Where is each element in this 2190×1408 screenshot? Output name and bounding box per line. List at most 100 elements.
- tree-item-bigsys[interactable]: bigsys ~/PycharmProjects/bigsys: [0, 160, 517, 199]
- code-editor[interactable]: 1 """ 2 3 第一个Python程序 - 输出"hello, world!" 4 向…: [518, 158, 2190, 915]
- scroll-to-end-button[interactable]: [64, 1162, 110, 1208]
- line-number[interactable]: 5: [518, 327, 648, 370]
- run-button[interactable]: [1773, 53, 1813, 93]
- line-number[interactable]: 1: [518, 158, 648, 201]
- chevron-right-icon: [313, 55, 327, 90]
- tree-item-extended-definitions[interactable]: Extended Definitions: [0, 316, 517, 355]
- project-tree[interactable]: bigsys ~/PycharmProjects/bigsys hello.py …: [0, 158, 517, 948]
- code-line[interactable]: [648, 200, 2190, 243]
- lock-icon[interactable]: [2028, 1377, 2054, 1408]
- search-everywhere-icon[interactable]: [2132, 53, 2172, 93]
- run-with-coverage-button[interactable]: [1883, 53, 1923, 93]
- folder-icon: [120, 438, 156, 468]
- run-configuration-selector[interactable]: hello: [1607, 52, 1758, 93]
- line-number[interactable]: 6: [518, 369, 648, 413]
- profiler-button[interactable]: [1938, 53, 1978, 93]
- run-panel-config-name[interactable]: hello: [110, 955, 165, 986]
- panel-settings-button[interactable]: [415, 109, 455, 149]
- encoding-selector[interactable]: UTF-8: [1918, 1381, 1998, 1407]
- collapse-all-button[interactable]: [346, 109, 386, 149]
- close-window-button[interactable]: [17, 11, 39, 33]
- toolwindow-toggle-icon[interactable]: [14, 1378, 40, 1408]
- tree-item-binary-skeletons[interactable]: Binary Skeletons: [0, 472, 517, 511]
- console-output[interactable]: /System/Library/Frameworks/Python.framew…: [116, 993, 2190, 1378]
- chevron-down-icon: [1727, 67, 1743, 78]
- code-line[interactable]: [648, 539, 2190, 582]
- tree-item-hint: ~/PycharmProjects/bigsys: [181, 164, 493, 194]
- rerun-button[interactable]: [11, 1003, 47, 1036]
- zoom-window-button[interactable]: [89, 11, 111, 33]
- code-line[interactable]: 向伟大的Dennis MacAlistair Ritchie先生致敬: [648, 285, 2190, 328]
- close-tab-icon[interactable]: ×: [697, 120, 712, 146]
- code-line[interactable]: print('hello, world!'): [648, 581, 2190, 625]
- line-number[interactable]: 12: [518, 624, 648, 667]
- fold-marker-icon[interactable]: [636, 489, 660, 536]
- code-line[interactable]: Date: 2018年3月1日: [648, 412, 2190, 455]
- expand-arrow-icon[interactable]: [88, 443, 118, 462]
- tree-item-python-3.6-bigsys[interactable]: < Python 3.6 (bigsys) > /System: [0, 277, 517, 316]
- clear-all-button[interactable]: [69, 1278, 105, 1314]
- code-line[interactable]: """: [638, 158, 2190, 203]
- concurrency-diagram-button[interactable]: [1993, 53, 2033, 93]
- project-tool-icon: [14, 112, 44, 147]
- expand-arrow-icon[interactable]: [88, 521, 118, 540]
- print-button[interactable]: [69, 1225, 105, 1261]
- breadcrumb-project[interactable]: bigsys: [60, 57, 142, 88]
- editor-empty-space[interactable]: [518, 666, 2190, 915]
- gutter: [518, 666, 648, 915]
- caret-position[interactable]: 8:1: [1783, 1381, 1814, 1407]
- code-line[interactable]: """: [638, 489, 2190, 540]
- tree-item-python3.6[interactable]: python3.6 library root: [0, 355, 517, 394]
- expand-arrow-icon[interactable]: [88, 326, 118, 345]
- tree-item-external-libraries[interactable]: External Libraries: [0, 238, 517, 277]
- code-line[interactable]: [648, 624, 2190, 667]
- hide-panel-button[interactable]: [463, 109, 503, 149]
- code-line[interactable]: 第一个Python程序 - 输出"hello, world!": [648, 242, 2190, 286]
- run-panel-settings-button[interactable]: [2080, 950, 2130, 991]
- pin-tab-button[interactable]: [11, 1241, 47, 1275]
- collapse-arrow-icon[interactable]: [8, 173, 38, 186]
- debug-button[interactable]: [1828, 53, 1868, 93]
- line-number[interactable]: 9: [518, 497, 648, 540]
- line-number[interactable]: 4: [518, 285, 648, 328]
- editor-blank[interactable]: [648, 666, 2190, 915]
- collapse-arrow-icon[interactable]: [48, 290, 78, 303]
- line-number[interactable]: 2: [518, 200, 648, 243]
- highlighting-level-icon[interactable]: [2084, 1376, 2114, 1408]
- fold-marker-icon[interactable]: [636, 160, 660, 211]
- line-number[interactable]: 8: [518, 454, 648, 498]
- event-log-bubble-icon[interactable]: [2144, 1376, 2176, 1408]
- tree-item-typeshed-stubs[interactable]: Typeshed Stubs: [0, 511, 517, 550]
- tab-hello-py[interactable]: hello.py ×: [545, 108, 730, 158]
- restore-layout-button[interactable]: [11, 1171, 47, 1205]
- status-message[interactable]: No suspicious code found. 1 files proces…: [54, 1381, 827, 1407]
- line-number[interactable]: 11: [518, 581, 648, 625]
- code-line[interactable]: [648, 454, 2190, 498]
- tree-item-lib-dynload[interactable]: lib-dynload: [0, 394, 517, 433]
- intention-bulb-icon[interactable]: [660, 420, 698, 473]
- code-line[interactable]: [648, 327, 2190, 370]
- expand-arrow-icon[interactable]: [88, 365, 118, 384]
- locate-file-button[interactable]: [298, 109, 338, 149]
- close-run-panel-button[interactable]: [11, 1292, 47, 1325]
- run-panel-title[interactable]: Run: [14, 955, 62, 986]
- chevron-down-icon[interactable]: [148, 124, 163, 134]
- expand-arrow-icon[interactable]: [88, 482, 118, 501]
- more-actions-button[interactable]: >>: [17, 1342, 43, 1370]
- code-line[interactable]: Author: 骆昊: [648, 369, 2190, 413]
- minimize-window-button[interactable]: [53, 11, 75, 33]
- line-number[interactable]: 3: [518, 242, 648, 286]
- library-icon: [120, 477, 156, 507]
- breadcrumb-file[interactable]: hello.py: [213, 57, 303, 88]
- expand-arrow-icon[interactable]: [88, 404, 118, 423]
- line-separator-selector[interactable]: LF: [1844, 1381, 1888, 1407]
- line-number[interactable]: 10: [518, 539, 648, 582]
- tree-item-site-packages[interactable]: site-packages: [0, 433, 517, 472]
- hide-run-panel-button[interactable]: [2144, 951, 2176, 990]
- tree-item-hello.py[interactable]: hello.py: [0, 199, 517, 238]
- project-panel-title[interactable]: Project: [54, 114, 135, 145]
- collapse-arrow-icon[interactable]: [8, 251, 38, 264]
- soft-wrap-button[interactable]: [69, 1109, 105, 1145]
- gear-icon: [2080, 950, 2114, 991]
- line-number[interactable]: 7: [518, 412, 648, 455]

□ □ □ □ □

## EL PROBLEMA
Vuelca las líneas de los registros anteriores en una lista JSON de cadenas, con una cadena por cada línea y sin incluir las líneas en blanco.

## RESULTADO DEL EJERCICIO
[
  "Where is each element in this 2190×1408 screenshot? Output name and bounding box per line. List at most 100 elements.",
  "- tree-item-bigsys[interactable]: bigsys ~/PycharmProjects/bigsys: [0, 160, 517, 199]",
  "- code-editor[interactable]: 1 \"\"\" 2 3 第一个Python程序 - 输出\"hello, world!\" 4 向…: [518, 158, 2190, 915]",
  "- scroll-to-end-button[interactable]: [64, 1162, 110, 1208]",
  "- line-number[interactable]: 5: [518, 327, 648, 370]",
  "- run-button[interactable]: [1773, 53, 1813, 93]",
  "- line-number[interactable]: 1: [518, 158, 648, 201]",
  "- chevron-right-icon: [313, 55, 327, 90]",
  "- tree-item-extended-definitions[interactable]: Extended Definitions: [0, 316, 517, 355]",
  "- project-tree[interactable]: bigsys ~/PycharmProjects/bigsys hello.py …: [0, 158, 517, 948]",
  "- code-line[interactable]: [648, 200, 2190, 243]",
  "- lock-icon[interactable]: [2028, 1377, 2054, 1408]",
  "- search-everywhere-icon[interactable]: [2132, 53, 2172, 93]",
  "- run-with-coverage-button[interactable]: [1883, 53, 1923, 93]",
  "- folder-icon: [120, 438, 156, 468]",
  "- run-configuration-selector[interactable]: hello: [1607, 52, 1758, 93]",
  "- line-number[interactable]: 6: [518, 369, 648, 413]",
  "- profiler-button[interactable]: [1938, 53, 1978, 93]",
  "- run-panel-config-name[interactable]: hello: [110, 955, 165, 986]",
  "- panel-settings-button[interactable]: [415, 109, 455, 149]",
  "- encoding-selector[interactable]: UTF-8: [1918, 1381, 1998, 1407]",
  "- collapse-all-button[interactable]: [346, 109, 386, 149]",
  "- close-window-button[interactable]: [17, 11, 39, 33]",
  "- toolwindow-toggle-icon[interactable]: [14, 1378, 40, 1408]",
  "- tree-item-binary-skeletons[interactable]: Binary Skeletons: [0, 472, 517, 511]",
  "- console-output[interactable]: /System/Library/Frameworks/Python.framew…: [116, 993, 2190, 1378]",
  "- chevron-down-icon: [1727, 67, 1743, 78]",
  "- code-line[interactable]: [648, 539, 2190, 582]",
  "- tree-item-hint: ~/PycharmProjects/bigsys: [181, 164, 493, 194]",
  "- rerun-button[interactable]: [11, 1003, 47, 1036]",
  "- zoom-window-button[interactable]: [89, 11, 111, 33]",
  "- code-line[interactable]: 向伟大的Dennis MacAlistair Ritchie先生致敬: [648, 285, 2190, 328]",
  "- close-tab-icon[interactable]: ×: [697, 120, 712, 146]",
  "- code-line[interactable]: print('hello, world!'): [648, 581, 2190, 625]",
  "- line-number[interactable]: 12: [518, 624, 648, 667]",
  "- fold-marker-icon[interactable]: [636, 489, 660, 536]",
  "- code-line[interactable]: Date: 2018年3月1日: [648, 412, 2190, 455]",
  "- expand-arrow-icon[interactable]: [88, 443, 118, 462]",
  "- tree-item-python-3.6-bigsys[interactable]: < Python 3.6 (bigsys) > /System: [0, 277, 517, 316]",
  "- clear-all-button[interactable]: [69, 1278, 105, 1314]",
  "- code-line[interactable]: \"\"\": [638, 158, 2190, 203]",
  "- concurrency-diagram-button[interactable]: [1993, 53, 2033, 93]",
  "- project-tool-icon: [14, 112, 44, 147]",
  "- expand-arrow-icon[interactable]: [88, 521, 118, 540]",
  "- print-button[interactable]: [69, 1225, 105, 1261]",
  "- breadcrumb-project[interactable]: bigsys: [60, 57, 142, 88]",
  "- editor-empty-space[interactable]: [518, 666, 2190, 915]",
  "- gutter: [518, 666, 648, 915]",
  "- caret-position[interactable]: 8:1: [1783, 1381, 1814, 1407]",
  "- code-line[interactable]: \"\"\": [638, 489, 2190, 540]",
  "- tree-item-python3.6[interactable]: python3.6 library root: [0, 355, 517, 394]",
  "- expand-arrow-icon[interactable]: [88, 326, 118, 345]",
  "- tree-item-external-libraries[interactable]: External Libraries: [0, 238, 517, 277]",
  "- code-line[interactable]: [648, 624, 2190, 667]",
  "- hide-panel-button[interactable]: [463, 109, 503, 149]",
  "- code-line[interactable]: 第一个Python程序 - 输出\"hello, world!\": [648, 242, 2190, 286]",
  "- run-panel-settings-button[interactable]: [2080, 950, 2130, 991]",
  "- pin-tab-button[interactable]: [11, 1241, 47, 1275]",
  "- collapse-arrow-icon[interactable]: [8, 173, 38, 186]",
  "- debug-button[interactable]: [1828, 53, 1868, 93]",
  "- line-number[interactable]: 9: [518, 497, 648, 540]",
  "- line-number[interactable]: 4: [518, 285, 648, 328]",
  "- editor-blank[interactable]: [648, 666, 2190, 915]",
  "- collapse-arrow-icon[interactable]: [48, 290, 78, 303]",
  "- line-number[interactable]: 2: [518, 200, 648, 243]",
  "- highlighting-level-icon[interactable]: [2084, 1376, 2114, 1408]",
  "- fold-marker-icon[interactable]: [636, 160, 660, 211]",
  "- line-number[interactable]: 8: [518, 454, 648, 498]",
  "- event-log-bubble-icon[interactable]: [2144, 1376, 2176, 1408]",
  "- tree-item-typeshed-stubs[interactable]: Typeshed Stubs: [0, 511, 517, 550]",
  "- tab-hello-py[interactable]: hello.py ×: [545, 108, 730, 158]",
  "- restore-layout-button[interactable]: [11, 1171, 47, 1205]",
  "- status-message[interactable]: No suspicious code found. 1 files proces…: [54, 1381, 827, 1407]",
  "- line-number[interactable]: 11: [518, 581, 648, 625]",
  "- code-line[interactable]: [648, 454, 2190, 498]",
  "- tree-item-lib-dynload[interactable]: lib-dynload: [0, 394, 517, 433]",
  "- intention-bulb-icon[interactable]: [660, 420, 698, 473]",
  "- code-line[interactable]: [648, 327, 2190, 370]",
  "- expand-arrow-icon[interactable]: [88, 365, 118, 384]",
  "- locate-file-button[interactable]: [298, 109, 338, 149]",
  "- close-run-panel-button[interactable]: [11, 1292, 47, 1325]",
  "- run-panel-title[interactable]: Run: [14, 955, 62, 986]",
  "- chevron-down-icon[interactable]: [148, 124, 163, 134]",
  "- expand-arrow-icon[interactable]: [88, 482, 118, 501]",
  "- more-actions-button[interactable]: >>: [17, 1342, 43, 1370]",
  "- code-line[interactable]: Author: 骆昊: [648, 369, 2190, 413]",
  "- minimize-window-button[interactable]: [53, 11, 75, 33]",
  "- line-number[interactable]: 3: [518, 242, 648, 286]",
  "- library-icon: [120, 477, 156, 507]",
  "- breadcrumb-file[interactable]: hello.py: [213, 57, 303, 88]",
  "- expand-arrow-icon[interactable]: [88, 404, 118, 423]",
  "- line-separator-selector[interactable]: LF: [1844, 1381, 1888, 1407]",
  "- line-number[interactable]: 10: [518, 539, 648, 582]",
  "- tree-item-site-packages[interactable]: site-packages: [0, 433, 517, 472]",
  "- hide-run-panel-button[interactable]: [2144, 951, 2176, 990]",
  "- tree-item-hello.py[interactable]: hello.py: [0, 199, 517, 238]",
  "- project-panel-title[interactable]: Project: [54, 114, 135, 145]",
  "- collapse-arrow-icon[interactable]: [8, 251, 38, 264]",
  "- soft-wrap-button[interactable]: [69, 1109, 105, 1145]",
  "- gear-icon: [2080, 950, 2114, 991]",
  "- line-number[interactable]: 7: [518, 412, 648, 455]"
]